** Start of Records supplied **

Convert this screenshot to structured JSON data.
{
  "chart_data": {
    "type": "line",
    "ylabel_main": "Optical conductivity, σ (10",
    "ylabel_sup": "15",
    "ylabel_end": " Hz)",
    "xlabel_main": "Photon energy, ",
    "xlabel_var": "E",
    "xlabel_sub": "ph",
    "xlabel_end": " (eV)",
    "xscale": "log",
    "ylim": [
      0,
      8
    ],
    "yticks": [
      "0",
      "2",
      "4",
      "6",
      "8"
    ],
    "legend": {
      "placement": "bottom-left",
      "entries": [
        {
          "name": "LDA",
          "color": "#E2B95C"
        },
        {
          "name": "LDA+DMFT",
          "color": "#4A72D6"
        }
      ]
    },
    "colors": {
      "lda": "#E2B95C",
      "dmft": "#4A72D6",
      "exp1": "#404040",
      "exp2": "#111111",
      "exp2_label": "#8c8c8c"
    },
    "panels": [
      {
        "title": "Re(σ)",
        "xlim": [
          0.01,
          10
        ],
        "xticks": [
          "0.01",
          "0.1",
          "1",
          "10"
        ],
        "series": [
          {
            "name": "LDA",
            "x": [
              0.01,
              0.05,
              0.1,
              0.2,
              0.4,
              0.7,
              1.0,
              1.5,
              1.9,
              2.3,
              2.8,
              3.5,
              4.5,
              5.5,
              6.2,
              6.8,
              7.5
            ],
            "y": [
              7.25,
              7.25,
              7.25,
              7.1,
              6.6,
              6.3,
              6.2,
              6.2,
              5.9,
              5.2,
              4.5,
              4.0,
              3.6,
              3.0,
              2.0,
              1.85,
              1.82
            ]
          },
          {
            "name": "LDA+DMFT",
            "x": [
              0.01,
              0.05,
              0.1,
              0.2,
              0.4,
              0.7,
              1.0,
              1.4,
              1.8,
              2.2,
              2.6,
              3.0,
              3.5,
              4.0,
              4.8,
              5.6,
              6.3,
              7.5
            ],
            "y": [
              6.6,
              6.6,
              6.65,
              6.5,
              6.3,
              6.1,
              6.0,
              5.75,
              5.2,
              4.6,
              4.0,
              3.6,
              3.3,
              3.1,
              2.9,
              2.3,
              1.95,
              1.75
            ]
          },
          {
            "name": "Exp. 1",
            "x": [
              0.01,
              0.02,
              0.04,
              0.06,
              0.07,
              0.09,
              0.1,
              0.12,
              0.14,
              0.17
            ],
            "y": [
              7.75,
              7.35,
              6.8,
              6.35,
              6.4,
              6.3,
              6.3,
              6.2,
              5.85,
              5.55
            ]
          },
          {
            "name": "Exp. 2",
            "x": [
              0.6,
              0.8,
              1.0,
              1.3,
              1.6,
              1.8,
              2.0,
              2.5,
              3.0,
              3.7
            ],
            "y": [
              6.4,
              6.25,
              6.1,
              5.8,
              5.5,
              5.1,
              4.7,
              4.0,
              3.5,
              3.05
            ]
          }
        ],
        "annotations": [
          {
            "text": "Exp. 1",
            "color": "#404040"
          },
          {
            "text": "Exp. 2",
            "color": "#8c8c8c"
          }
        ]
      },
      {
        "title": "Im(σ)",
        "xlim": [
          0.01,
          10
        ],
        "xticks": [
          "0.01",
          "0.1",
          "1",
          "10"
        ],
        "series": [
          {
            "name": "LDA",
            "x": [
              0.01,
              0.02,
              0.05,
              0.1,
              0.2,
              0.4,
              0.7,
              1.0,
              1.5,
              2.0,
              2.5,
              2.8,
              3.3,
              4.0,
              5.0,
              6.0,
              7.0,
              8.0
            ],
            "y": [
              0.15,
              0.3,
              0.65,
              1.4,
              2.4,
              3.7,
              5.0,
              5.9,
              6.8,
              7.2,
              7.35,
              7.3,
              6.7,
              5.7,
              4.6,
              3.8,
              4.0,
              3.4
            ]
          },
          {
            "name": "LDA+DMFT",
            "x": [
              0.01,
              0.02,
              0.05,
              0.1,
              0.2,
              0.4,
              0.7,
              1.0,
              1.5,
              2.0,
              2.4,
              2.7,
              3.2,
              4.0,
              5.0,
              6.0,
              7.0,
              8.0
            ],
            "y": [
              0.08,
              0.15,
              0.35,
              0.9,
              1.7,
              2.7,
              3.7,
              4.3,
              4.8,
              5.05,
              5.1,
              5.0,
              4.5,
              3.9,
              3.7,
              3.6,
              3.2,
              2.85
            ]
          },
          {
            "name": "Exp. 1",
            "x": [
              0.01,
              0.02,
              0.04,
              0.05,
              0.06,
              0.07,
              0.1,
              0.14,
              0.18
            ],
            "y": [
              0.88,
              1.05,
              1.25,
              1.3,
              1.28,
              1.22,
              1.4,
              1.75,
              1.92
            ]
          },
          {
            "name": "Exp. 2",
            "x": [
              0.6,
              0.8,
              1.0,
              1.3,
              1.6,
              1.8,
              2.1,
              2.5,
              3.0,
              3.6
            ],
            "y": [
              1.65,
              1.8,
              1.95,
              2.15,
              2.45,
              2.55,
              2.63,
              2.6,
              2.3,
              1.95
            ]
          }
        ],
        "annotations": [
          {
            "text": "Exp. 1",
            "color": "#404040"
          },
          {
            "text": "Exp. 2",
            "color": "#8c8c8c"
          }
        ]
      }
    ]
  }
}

** End of Records supplied **

■ Required work
Restate the whole listing exactly, leaving out nothing.

■ Response below
Convert this screenshot to structured JSON data.
{
  "chart_data": {
    "type": "line",
    "ylabel_main": "Optical conductivity, σ (10",
    "ylabel_sup": "15",
    "ylabel_end": " Hz)",
    "xlabel_main": "Photon energy, ",
    "xlabel_var": "E",
    "xlabel_sub": "ph",
    "xlabel_end": " (eV)",
    "xscale": "log",
    "ylim": [
      0,
      8
    ],
    "yticks": [
      "0",
      "2",
      "4",
      "6",
      "8"
    ],
    "legend": {
      "placement": "bottom-left",
      "entries": [
        {
          "name": "LDA",
          "color": "#E2B95C"
        },
        {
          "name": "LDA+DMFT",
          "color": "#4A72D6"
        }
      ]
    },
    "colors": {
      "lda": "#E2B95C",
      "dmft": "#4A72D6",
      "exp1": "#404040",
      "exp2": "#111111",
      "exp2_label": "#8c8c8c"
    },
    "panels": [
      {
        "title": "Re(σ)",
        "xlim": [
          0.01,
          10
        ],
        "xticks": [
          "0.01",
          "0.1",
          "1",
          "10"
        ],
        "series": [
          {
            "name": "LDA",
            "x": [
              0.01,
              0.05,
              0.1,
              0.2,
              0.4,
              0.7,
              1.0,
              1.5,
              1.9,
              2.3,
              2.8,
              3.5,
              4.5,
              5.5,
              6.2,
              6.8,
              7.5
            ],
            "y": [
              7.25,
              7.25,
              7.25,
              7.1,
              6.6,
              6.3,
              6.2,
              6.2,
              5.9,
              5.2,
              4.5,
              4.0,
              3.6,
              3.0,
              2.0,
              1.85,
              1.82
            ]
          },
          {
            "name": "LDA+DMFT",
            "x": [
              0.01,
              0.05,
              0.1,
              0.2,
              0.4,
              0.7,
              1.0,
              1.4,
              1.8,
              2.2,
              2.6,
              3.0,
              3.5,
              4.0,
              4.8,
              5.6,
              6.3,
              7.5
            ],
            "y": [
              6.6,
              6.6,
              6.65,
              6.5,
              6.3,
              6.1,
              6.0,
              5.75,
              5.2,
              4.6,
              4.0,
              3.6,
              3.3,
              3.1,
              2.9,
              2.3,
              1.95,
              1.75
            ]
          },
          {
            "name": "Exp. 1",
            "x": [
              0.01,
              0.02,
              0.04,
              0.06,
              0.07,
              0.09,
              0.1,
              0.12,
              0.14,
              0.17
            ],
            "y": [
              7.75,
              7.35,
              6.8,
              6.35,
              6.4,
              6.3,
              6.3,
              6.2,
              5.85,
              5.55
            ]
          },
          {
            "name": "Exp. 2",
            "x": [
              0.6,
              0.8,
              1.0,
              1.3,
              1.6,
              1.8,
              2.0,
              2.5,
              3.0,
              3.7
            ],
            "y": [
              6.4,
              6.25,
              6.1,
              5.8,
              5.5,
              5.1,
              4.7,
              4.0,
              3.5,
              3.05
            ]
          }
        ],
        "annotations": [
          {
            "text": "Exp. 1",
            "color": "#404040"
          },
          {
            "text": "Exp. 2",
            "color": "#8c8c8c"
          }
        ]
      },
      {
        "title": "Im(σ)",
        "xlim": [
          0.01,
          10
        ],
        "xticks": [
          "0.01",
          "0.1",
          "1",
          "10"
        ],
        "series": [
          {
            "name": "LDA",
            "x": [
              0.01,
              0.02,
              0.05,
              0.1,
              0.2,
              0.4,
              0.7,
              1.0,
              1.5,
              2.0,
              2.5,
              2.8,
              3.3,
              4.0,
              5.0,
              6.0,
              7.0,
              8.0
            ],
            "y": [
              0.15,
              0.3,
              0.65,
              1.4,
              2.4,
              3.7,
              5.0,
              5.9,
              6.8,
              7.2,
              7.35,
              7.3,
              6.7,
              5.7,
              4.6,
              3.8,
              4.0,
              3.4
            ]
          },
          {
            "name": "LDA+DMFT",
            "x": [
              0.01,
              0.02,
              0.05,
              0.1,
              0.2,
              0.4,
              0.7,
              1.0,
              1.5,
              2.0,
              2.4,
              2.7,
              3.2,
              4.0,
              5.0,
              6.0,
              7.0,
              8.0
            ],
            "y": [
              0.08,
              0.15,
              0.35,
              0.9,
              1.7,
              2.7,
              3.7,
              4.3,
              4.8,
              5.05,
              5.1,
              5.0,
              4.5,
              3.9,
              3.7,
              3.6,
              3.2,
              2.85
            ]
          },
          {
            "name": "Exp. 1",
            "x": [
              0.01,
              0.02,
              0.04,
              0.05,
              0.06,
              0.07,
              0.1,
              0.14,
              0.18
            ],
            "y": [
              0.88,
              1.05,
              1.25,
              1.3,
              1.28,
              1.22,
              1.4,
              1.75,
              1.92
            ]
          },
          {
            "name": "Exp. 2",
            "x": [
              0.6,
              0.8,
              1.0,
              1.3,
              1.6,
              1.8,
              2.1,
              2.5,
              3.0,
              3.6
            ],
            "y": [
              1.65,
              1.8,
              1.95,
              2.15,
              2.45,
              2.55,
              2.63,
              2.6,
              2.3,
              1.95
            ]
          }
        ],
        "annotations": [
          {
            "text": "Exp. 1",
            "color": "#404040"
          },
          {
            "text": "Exp. 2",
            "color": "#8c8c8c"
          }
        ]
      }
    ]
  }
}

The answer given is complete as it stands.